### WHAT YOU HAVE TO DO
Go through the data below. Pull out every line that has the word "value".

### RECORDS SUPPLIED
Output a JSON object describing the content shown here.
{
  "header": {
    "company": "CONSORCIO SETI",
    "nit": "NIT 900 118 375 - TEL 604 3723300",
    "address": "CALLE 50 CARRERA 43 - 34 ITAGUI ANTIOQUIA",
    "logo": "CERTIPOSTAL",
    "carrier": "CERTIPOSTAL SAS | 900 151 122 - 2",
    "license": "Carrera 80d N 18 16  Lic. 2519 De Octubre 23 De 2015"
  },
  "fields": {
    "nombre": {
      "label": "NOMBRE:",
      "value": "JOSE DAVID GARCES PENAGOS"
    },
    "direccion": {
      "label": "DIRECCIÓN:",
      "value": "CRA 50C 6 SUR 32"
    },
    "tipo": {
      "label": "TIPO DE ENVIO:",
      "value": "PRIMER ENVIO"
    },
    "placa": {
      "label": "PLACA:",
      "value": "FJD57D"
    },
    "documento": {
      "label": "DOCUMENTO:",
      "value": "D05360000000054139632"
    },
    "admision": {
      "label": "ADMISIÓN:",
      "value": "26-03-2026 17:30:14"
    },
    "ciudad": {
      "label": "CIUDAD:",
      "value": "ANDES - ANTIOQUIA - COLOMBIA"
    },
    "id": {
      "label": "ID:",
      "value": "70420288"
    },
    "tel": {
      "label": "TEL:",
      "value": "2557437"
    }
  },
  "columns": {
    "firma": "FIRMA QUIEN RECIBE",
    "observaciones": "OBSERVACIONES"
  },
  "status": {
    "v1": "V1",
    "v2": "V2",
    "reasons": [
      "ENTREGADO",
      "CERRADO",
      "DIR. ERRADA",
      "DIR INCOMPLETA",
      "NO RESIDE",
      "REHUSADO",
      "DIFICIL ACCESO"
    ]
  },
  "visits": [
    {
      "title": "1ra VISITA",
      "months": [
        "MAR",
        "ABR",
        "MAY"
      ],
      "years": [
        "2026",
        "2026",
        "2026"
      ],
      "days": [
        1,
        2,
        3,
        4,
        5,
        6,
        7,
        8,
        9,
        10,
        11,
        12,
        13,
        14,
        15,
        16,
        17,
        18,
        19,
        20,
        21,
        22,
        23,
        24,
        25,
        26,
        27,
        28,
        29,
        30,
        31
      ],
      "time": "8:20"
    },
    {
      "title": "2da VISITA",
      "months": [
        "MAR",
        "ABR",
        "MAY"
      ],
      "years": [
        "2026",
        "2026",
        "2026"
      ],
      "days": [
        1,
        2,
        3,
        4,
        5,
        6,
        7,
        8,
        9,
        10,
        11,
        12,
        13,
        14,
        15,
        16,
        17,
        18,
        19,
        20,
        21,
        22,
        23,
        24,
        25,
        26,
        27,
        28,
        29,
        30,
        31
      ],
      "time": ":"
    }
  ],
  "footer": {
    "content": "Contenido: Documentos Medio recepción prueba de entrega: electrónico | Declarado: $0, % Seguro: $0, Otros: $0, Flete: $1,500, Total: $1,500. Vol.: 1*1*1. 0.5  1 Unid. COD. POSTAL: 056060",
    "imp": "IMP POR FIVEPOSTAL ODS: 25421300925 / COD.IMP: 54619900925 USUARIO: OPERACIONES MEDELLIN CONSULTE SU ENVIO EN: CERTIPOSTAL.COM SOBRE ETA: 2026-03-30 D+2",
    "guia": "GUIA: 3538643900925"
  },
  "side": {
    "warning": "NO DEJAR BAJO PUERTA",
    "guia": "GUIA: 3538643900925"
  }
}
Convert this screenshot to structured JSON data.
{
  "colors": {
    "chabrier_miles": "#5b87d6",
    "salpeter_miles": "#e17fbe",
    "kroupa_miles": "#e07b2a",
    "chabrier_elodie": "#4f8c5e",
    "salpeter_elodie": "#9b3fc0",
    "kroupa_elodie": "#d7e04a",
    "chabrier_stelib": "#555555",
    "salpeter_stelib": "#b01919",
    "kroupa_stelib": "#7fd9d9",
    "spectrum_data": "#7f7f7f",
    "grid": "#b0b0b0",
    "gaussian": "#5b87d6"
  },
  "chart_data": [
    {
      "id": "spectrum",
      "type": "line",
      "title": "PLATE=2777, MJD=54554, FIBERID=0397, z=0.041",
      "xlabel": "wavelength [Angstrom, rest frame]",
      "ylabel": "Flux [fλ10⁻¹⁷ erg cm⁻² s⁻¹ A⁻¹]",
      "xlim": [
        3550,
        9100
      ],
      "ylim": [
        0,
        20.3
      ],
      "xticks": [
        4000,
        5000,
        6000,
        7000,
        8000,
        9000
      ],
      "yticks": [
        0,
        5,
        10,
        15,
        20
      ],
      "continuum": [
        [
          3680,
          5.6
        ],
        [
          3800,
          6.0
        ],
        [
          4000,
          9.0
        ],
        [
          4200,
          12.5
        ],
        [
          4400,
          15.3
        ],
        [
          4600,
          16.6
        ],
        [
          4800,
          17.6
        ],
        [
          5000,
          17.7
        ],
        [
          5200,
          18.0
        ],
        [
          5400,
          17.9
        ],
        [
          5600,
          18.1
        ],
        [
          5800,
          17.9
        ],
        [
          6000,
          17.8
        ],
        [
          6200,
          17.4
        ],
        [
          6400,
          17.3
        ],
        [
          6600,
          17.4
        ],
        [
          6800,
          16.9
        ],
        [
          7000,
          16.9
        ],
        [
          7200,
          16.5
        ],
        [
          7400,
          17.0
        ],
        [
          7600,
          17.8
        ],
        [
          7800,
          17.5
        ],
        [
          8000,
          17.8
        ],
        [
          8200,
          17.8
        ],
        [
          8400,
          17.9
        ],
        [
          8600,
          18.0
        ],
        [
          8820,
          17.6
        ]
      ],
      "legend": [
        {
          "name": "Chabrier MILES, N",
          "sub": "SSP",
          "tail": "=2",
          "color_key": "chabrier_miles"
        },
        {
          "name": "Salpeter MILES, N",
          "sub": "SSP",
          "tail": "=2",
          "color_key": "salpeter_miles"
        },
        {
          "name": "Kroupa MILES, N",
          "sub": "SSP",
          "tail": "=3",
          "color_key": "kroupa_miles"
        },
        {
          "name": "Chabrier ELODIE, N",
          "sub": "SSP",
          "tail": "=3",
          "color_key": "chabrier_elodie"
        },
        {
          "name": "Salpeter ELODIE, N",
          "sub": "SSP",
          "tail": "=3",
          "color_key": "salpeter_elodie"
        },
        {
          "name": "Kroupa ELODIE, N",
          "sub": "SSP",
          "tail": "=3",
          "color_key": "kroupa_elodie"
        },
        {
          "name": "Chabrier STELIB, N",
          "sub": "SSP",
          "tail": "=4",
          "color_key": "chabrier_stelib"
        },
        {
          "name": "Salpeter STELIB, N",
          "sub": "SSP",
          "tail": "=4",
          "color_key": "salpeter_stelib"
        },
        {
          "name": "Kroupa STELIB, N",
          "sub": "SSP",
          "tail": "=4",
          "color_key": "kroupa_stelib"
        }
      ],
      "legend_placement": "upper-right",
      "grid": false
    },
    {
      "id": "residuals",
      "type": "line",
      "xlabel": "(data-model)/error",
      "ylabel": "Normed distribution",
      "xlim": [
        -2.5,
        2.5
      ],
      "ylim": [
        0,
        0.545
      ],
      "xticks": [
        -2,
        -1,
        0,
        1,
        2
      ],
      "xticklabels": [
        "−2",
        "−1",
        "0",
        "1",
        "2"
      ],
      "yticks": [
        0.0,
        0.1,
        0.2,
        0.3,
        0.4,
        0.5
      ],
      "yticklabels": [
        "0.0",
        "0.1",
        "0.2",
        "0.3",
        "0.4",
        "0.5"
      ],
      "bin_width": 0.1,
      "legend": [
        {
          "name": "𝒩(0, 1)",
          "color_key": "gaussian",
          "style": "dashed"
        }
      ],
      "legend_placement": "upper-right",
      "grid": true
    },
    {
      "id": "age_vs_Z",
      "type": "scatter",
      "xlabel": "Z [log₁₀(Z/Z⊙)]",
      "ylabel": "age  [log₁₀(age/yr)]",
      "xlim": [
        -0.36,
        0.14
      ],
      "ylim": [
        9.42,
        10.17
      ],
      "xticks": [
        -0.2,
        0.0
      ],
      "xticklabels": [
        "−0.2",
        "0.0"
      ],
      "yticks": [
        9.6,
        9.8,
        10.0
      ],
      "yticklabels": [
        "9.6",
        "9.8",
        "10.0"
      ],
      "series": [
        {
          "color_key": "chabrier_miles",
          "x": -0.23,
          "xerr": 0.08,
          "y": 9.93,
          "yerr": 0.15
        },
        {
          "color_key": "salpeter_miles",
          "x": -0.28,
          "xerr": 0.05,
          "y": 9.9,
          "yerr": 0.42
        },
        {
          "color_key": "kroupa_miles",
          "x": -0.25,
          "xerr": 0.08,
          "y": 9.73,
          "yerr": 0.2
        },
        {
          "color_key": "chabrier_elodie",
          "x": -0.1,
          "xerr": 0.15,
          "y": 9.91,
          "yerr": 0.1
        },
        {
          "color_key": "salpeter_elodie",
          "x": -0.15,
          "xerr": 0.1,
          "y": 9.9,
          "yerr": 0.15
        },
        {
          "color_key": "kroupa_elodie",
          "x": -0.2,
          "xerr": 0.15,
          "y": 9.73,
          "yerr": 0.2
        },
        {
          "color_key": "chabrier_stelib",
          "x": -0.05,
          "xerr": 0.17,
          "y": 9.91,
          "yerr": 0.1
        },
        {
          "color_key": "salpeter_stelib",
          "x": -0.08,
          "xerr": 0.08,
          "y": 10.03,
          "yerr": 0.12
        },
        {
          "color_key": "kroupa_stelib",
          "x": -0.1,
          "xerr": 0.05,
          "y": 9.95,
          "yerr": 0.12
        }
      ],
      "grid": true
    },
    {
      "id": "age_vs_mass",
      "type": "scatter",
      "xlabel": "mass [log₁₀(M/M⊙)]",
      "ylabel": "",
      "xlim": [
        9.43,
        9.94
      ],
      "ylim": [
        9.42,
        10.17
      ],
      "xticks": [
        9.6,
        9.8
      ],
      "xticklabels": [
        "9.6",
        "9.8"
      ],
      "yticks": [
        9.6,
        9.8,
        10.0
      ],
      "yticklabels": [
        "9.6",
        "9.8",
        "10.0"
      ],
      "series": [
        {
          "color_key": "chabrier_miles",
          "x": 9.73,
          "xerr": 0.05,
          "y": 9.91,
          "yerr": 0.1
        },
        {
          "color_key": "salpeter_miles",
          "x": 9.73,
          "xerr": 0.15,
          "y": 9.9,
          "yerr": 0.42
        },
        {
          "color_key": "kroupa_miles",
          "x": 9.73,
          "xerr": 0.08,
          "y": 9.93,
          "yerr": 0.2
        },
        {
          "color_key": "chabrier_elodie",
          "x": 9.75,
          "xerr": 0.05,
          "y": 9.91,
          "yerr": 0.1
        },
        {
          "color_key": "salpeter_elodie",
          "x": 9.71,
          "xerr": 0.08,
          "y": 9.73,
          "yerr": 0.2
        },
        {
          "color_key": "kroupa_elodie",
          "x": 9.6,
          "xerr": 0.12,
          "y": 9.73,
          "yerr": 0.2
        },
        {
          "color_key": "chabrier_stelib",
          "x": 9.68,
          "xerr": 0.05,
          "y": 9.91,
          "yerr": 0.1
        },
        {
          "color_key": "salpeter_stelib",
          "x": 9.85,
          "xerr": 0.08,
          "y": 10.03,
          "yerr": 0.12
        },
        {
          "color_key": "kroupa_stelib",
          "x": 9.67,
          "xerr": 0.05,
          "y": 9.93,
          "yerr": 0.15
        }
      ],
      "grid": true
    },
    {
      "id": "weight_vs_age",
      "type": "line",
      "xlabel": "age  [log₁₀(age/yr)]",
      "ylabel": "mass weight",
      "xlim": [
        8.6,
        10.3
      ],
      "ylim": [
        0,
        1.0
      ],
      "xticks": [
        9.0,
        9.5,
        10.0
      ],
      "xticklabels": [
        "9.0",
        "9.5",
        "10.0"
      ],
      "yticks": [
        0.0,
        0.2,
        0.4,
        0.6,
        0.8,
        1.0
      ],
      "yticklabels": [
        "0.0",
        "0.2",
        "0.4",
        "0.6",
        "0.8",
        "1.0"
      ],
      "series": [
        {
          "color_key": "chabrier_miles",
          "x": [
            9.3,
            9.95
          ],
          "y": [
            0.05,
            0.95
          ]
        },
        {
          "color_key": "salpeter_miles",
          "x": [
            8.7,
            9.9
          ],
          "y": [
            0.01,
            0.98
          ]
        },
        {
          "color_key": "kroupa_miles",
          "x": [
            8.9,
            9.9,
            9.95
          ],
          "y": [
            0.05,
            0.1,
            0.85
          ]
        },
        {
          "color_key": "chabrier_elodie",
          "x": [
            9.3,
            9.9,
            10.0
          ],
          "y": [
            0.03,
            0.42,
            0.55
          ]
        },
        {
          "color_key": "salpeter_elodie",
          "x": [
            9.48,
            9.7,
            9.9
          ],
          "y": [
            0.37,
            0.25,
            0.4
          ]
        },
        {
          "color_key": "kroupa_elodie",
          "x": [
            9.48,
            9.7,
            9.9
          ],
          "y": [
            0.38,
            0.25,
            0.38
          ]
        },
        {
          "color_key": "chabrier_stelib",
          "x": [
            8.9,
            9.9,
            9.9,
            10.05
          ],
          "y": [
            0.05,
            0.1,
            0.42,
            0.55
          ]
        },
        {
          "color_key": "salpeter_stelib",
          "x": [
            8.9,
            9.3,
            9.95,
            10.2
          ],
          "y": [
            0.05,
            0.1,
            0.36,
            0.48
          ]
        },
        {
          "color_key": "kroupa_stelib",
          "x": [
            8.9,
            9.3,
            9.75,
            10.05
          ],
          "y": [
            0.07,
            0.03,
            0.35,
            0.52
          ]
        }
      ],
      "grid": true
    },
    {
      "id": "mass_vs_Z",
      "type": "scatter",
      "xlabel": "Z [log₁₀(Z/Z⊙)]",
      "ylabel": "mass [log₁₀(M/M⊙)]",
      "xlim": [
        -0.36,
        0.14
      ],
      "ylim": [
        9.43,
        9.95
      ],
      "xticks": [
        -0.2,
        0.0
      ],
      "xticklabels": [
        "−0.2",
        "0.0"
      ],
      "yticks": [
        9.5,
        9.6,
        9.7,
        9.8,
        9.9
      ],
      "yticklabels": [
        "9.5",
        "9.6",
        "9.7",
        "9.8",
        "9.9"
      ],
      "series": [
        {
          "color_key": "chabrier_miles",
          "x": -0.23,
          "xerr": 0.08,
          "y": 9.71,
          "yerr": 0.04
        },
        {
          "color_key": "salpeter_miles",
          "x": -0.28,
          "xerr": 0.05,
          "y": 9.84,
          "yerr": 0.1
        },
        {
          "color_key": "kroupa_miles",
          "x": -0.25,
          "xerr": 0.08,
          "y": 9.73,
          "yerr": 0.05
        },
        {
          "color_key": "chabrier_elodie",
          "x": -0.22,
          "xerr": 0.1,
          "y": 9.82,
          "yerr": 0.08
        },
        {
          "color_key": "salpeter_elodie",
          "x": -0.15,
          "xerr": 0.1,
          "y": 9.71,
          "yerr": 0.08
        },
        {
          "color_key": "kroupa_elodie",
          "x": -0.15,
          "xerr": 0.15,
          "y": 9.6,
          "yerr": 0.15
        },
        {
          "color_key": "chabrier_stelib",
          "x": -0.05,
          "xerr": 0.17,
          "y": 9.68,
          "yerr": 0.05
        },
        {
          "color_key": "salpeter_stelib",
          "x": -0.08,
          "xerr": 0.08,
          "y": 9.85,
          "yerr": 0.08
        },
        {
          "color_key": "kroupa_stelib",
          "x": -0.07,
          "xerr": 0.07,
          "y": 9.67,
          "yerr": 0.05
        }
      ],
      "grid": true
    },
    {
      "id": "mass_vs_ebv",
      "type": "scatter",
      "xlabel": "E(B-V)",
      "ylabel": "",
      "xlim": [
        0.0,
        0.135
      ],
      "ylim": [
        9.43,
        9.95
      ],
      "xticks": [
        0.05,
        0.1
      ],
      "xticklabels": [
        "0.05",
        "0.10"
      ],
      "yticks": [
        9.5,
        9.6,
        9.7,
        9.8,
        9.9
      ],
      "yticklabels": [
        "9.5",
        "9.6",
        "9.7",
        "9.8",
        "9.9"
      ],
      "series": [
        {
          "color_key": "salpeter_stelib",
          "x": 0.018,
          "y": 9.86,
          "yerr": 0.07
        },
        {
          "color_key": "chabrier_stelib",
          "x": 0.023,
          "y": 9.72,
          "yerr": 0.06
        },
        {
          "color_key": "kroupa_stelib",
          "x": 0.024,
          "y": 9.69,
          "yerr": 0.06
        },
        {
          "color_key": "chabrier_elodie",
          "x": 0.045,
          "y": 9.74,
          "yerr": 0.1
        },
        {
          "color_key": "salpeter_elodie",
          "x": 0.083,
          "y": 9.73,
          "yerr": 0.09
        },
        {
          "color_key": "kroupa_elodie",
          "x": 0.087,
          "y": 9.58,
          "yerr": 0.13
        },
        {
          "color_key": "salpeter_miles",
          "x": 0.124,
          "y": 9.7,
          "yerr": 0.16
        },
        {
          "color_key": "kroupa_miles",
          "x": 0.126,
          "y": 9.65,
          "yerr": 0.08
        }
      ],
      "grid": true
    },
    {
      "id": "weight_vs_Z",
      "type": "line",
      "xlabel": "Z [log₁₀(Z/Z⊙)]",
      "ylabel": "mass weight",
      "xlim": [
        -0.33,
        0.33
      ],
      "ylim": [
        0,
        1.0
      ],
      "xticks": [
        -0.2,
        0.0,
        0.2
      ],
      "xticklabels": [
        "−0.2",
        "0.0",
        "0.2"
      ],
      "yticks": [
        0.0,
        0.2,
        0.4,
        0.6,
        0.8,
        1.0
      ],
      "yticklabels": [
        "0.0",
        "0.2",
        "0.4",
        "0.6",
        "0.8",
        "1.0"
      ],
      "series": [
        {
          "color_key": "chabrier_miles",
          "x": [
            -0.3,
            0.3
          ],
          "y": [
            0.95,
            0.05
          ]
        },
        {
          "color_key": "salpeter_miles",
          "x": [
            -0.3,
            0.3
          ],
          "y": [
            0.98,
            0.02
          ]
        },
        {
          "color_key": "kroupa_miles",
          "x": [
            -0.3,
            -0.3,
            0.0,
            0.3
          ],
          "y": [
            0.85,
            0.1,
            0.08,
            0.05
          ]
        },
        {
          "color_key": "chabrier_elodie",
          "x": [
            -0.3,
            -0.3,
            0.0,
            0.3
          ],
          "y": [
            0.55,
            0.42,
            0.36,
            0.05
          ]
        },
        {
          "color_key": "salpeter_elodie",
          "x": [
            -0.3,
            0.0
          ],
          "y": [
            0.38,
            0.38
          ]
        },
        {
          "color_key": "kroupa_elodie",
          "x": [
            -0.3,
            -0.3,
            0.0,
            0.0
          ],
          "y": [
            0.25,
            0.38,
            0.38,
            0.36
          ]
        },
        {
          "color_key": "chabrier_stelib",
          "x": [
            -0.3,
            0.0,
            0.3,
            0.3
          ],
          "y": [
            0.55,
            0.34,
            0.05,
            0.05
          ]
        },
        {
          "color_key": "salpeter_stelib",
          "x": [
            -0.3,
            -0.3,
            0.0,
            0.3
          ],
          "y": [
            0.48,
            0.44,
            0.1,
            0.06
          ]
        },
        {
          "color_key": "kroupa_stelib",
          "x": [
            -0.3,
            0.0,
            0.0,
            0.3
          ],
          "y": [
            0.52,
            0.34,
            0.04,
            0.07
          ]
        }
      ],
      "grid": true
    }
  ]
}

### RESPONSE FOR THIS EXERCISE
      "value": "JOSE DAVID GARCES PENAGOS"
      "value": "CRA 50C 6 SUR 32"
      "value": "PRIMER ENVIO"
      "value": "FJD57D"
      "value": "D05360000000054139632"
      "value": "26-03-2026 17:30:14"
      "value": "ANDES - ANTIOQUIA - COLOMBIA"
      "value": "70420288"
      "value": "2557437"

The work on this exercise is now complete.